_Input records_
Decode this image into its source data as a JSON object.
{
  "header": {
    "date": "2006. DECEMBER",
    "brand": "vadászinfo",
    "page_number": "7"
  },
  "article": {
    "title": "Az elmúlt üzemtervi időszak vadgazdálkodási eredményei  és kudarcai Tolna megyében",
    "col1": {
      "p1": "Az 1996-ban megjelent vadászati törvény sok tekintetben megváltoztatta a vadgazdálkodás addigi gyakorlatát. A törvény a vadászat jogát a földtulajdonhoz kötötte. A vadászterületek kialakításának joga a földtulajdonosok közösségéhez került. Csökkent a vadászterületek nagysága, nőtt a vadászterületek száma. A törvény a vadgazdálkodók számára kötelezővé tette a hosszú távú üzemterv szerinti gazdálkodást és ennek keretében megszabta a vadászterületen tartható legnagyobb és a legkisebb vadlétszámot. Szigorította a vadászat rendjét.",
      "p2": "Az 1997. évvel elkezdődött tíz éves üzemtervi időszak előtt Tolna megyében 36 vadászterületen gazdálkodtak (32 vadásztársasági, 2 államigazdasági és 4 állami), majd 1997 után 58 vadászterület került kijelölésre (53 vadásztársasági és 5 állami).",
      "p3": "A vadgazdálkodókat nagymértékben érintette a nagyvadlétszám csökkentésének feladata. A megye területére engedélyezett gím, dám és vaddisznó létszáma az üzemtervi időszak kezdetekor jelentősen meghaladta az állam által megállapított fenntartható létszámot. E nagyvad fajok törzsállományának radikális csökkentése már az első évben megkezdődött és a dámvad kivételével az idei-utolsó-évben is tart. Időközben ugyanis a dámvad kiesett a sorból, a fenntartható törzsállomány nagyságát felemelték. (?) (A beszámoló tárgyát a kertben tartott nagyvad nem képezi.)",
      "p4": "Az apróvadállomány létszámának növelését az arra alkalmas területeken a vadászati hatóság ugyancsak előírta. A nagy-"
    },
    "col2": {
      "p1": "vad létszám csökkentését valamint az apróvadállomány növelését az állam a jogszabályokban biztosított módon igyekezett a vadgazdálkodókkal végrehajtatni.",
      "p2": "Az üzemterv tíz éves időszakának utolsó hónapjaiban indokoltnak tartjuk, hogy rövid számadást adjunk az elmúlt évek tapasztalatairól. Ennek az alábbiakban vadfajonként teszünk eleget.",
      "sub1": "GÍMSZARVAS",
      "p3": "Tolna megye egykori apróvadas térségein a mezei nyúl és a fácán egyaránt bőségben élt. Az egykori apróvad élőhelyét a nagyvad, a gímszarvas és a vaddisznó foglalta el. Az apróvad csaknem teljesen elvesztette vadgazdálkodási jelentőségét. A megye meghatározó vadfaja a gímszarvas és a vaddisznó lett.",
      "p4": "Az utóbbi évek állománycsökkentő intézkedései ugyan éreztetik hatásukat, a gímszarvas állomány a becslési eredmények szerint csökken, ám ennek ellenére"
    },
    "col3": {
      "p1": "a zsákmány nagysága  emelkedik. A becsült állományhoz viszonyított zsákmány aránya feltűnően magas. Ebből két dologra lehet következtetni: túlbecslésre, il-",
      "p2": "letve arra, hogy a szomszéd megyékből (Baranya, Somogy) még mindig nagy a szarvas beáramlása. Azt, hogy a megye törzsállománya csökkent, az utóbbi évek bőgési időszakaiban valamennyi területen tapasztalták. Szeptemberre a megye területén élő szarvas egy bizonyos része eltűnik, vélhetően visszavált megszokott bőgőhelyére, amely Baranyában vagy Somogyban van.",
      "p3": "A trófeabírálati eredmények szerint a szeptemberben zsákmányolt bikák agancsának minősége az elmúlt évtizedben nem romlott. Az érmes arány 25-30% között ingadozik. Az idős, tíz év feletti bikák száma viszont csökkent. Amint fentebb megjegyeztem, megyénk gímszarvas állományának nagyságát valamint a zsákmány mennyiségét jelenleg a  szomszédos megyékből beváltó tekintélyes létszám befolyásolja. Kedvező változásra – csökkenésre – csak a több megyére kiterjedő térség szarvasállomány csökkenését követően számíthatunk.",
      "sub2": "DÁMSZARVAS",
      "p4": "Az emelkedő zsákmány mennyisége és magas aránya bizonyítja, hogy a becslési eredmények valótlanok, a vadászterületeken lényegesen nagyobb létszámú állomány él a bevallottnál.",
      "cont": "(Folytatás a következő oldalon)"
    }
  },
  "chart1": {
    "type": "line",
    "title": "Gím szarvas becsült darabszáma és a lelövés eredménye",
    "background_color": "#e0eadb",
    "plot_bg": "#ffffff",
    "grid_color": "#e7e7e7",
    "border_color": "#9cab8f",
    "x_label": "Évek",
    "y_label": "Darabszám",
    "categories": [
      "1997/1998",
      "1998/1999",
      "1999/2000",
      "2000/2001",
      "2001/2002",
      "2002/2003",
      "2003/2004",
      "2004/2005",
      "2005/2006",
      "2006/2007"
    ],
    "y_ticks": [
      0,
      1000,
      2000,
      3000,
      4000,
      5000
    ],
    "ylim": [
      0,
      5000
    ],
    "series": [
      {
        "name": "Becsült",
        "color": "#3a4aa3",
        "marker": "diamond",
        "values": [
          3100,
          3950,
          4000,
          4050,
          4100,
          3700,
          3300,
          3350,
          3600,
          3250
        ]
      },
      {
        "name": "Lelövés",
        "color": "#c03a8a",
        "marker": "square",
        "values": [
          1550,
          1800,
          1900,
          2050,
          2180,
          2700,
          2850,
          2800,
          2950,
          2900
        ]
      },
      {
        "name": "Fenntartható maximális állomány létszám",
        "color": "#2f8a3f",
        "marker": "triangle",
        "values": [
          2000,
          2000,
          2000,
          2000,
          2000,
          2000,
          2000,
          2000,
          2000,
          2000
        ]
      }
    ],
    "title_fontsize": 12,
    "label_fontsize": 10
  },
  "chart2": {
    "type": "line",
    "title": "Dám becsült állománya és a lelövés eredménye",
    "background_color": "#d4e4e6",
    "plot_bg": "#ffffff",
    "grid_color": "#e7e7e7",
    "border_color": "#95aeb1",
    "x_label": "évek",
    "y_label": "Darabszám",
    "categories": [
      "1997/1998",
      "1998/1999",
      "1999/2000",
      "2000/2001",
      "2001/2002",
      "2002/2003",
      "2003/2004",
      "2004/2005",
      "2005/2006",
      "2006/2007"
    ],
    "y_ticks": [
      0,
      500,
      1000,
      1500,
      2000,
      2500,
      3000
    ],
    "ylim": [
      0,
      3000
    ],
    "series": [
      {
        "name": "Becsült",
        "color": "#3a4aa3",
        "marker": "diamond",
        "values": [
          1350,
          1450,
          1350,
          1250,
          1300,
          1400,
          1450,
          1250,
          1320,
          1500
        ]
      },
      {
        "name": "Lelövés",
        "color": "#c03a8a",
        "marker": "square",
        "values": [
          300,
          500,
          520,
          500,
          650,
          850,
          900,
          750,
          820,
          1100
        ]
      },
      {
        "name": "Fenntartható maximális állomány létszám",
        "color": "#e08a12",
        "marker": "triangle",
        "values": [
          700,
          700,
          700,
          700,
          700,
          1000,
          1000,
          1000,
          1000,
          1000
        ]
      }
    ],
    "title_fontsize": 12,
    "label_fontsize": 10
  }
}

_Requirement_
List the lines that contain the word "aránya".

_Output for this exercise_
      "p1": "a zsákmány nagysága  emelkedik. A becsült állományhoz viszonyított zsákmány aránya feltűnően magas. Ebből két dologra lehet következtetni: túlbecslésre, il-",
      "p4": "Az emelkedő zsákmány mennyisége és magas aránya bizonyítja, hogy a becslési eredmények valótlanok, a vadászterületeken lényegesen nagyobb létszámú állomány él a bevallottnál.",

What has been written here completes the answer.